• Exercise 1: Using the post below, say whether each statement agrees with it. Answer yes or no for each, and quote the deciding words. (a) The writer believes the Yated article was right to attack Rabbi Student. (b) The false personas created by Rabbi Michael Broyde were exposed by Steven I. Weiss. (c) The writer describes Failed Messiah as reporting all such scandals equally.

Friday, April 26, 2013

We are all Gil Student

So goes a DovBear post, in support of Rabbi Gil Student of Hirhurim. He makes some good points.

The background is firstly the scandal or 'scandal' involving false personas created by Rabbi Michael Broyde, exposed by Steven I. Weiss. Then, The Trusty Shovel (a reference to the Devarim 23:13, because it serves similar purpose) had an article attacking Rabbi Gil Student and "Mr." [sic] Harry Maryles for attacking chareidim for their scandals but offering defenses or only muted criticism of Rabbi Broyde. You can see Rabbi Student's letter to the editor about this and the authors response here.

I think that the Yated article was wrong to attack Rabbi Student, because indeed, Hirhurim is NOT at all what they allege it to be. (Emes veEmunah is another story, in that it at least actually does often criticize chareidim as well as various chareidi rabbis.)

On the other hand, perhaps some of the criticism in the original Yated article is correct, but better directed at me, and other bloggers of this tier.

I am not talking about the likes of Failed Messiah, which reports all such scandals equally. Rather, I am talking about those who take the middle ground.

On occasion, I have criticized certain rabbinic figures or even random chareidim for lapses or scandals. For instance, I called attention to that fellow who refused to help his wife give birth, instead flagging down a truck driver to perform the delivery. I called that fellow a chassid shoteh, I still think to make a point. Or I called attention to Baba Eleazar's quite likely being a con artist who preyed on vulnerable innocent Jews, and decried the religious culture that let people like this operate with impunity. Or I pointed out that Rav Kanievsky believes that Jews and gentiles have a different number of teeth, for the sake of pointing out that we should not necessarily give weight to positions of chareidi Gedolim when it comes to matters involving the intersection of science and halacha. Or the rabbi in Israel who thinks that he caused the previous Pope to resign. Other times, I may read articles in the secular press about chareidim and not think very kindly of them.

Yet the criticism and exposure of Rabbi Michael Broyde pained me. Not because I really agree with his ideological positions, or his halachic methodology. I am not sure that I do.

Rather, I am a lot more ambivalent about the exposure of this scandal. I don't think that it was a good thing that Steven I. Weiss did, ruining (directly or indirectly, as he would prefer to frame) Rabbi Broyde's position in the name of a scoop. I think that what Rabbi Broyde did was stupid and immature, like much of conversations which happen on the Internet, but that it was not really harming anyone.

Similarly, many of the "scandals" involving Rav Schachter, such as the most recent one, which was publicized by an ignorant journalist who entirely missed Rav Schachter's intent (that one should report child molesters even if it falls under the category of mesirah for reason X; the journalist put it as that one should not report child molesters because it is mesirah for reason X). And then various liberal touchy-feely rabbis write articles distancing themselves from him and in that way puff themselves up. And I don't think very kindly of the journalists in question.

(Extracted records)

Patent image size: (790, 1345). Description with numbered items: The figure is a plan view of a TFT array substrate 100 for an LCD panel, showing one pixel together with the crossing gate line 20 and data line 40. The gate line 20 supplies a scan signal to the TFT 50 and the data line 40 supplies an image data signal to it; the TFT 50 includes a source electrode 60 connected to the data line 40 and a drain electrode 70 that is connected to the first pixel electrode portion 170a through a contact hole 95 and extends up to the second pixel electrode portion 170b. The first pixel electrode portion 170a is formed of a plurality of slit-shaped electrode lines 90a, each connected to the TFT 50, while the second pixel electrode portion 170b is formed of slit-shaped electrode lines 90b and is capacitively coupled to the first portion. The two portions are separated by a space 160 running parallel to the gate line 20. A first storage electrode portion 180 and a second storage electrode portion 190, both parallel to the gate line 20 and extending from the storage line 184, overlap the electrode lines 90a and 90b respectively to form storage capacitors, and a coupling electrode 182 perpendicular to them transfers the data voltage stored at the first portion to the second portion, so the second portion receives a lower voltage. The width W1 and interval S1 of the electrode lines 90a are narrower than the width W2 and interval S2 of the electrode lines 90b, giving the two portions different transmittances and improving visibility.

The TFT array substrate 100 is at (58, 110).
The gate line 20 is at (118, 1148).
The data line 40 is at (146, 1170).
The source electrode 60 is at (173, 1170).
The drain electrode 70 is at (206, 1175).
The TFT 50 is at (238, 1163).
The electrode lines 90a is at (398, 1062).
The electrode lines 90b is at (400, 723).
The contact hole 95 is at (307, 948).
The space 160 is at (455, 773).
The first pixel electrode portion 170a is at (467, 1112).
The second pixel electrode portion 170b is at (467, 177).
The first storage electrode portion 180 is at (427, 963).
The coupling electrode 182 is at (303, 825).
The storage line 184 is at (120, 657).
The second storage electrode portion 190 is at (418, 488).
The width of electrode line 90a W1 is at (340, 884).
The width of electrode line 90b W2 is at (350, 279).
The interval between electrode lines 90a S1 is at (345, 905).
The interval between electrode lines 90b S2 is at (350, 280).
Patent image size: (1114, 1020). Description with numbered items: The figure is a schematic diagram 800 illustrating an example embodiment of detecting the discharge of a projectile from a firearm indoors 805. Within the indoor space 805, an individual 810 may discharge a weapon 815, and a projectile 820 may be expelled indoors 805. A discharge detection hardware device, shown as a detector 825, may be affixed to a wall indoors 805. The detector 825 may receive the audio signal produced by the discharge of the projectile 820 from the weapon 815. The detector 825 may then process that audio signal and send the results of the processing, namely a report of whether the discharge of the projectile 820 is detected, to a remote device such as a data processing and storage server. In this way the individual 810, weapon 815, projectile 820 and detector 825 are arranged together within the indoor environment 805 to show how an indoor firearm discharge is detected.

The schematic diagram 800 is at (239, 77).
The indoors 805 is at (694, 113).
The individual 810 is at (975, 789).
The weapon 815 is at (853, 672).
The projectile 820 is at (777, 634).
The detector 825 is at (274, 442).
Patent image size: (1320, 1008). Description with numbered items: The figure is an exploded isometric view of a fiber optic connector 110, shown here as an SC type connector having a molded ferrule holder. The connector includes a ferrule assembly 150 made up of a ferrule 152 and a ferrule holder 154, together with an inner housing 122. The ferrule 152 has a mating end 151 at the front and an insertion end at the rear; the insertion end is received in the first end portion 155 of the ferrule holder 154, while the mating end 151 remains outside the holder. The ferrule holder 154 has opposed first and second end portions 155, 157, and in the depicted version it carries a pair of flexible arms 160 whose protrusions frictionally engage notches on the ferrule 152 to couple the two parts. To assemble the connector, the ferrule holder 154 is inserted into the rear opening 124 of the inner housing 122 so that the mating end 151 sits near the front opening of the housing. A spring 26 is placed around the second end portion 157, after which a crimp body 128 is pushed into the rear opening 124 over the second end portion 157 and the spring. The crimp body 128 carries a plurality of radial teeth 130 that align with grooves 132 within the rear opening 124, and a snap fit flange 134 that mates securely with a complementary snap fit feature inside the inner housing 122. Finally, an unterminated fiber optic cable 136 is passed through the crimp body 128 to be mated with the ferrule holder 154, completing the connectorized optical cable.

• Exercise 2: From the records, quote the lines between the line holding "Patent image size: (1114, 1020)." and the line holding "The detector 825 is at (274, 442).", inclusive.

• Correct answer 1:
(a) No: "I think that the Yated article was wrong to attack Rabbi Student"
(b) Yes: "false personas created by Rabbi Michael Broyde, exposed by Steven I. Weiss"
(c) Yes: "the likes of Failed Messiah, which reports all such scandals equally"

• Correct answer 2:
Patent image size: (1114, 1020). Description with numbered items: The figure is a schematic diagram 800 illustrating an example embodiment of detecting the discharge of a projectile from a firearm indoors 805. Within the indoor space 805, an individual 810 may discharge a weapon 815, and a projectile 820 may be expelled indoors 805. A discharge detection hardware device, shown as a detector 825, may be affixed to a wall indoors 805. The detector 825 may receive the audio signal produced by the discharge of the projectile 820 from the weapon 815. The detector 825 may then process that audio signal and send the results of the processing, namely a report of whether the discharge of the projectile 820 is detected, to a remote device such as a data processing and storage server. In this way the individual 810, weapon 815, projectile 820 and detector 825 are arranged together within the indoor environment 805 to show how an indoor firearm discharge is detected.

The schematic diagram 800 is at (239, 77).
The indoors 805 is at (694, 113).
The individual 810 is at (975, 789).
The weapon 815 is at (853, 672).
The projectile 820 is at (777, 634).
The detector 825 is at (274, 442).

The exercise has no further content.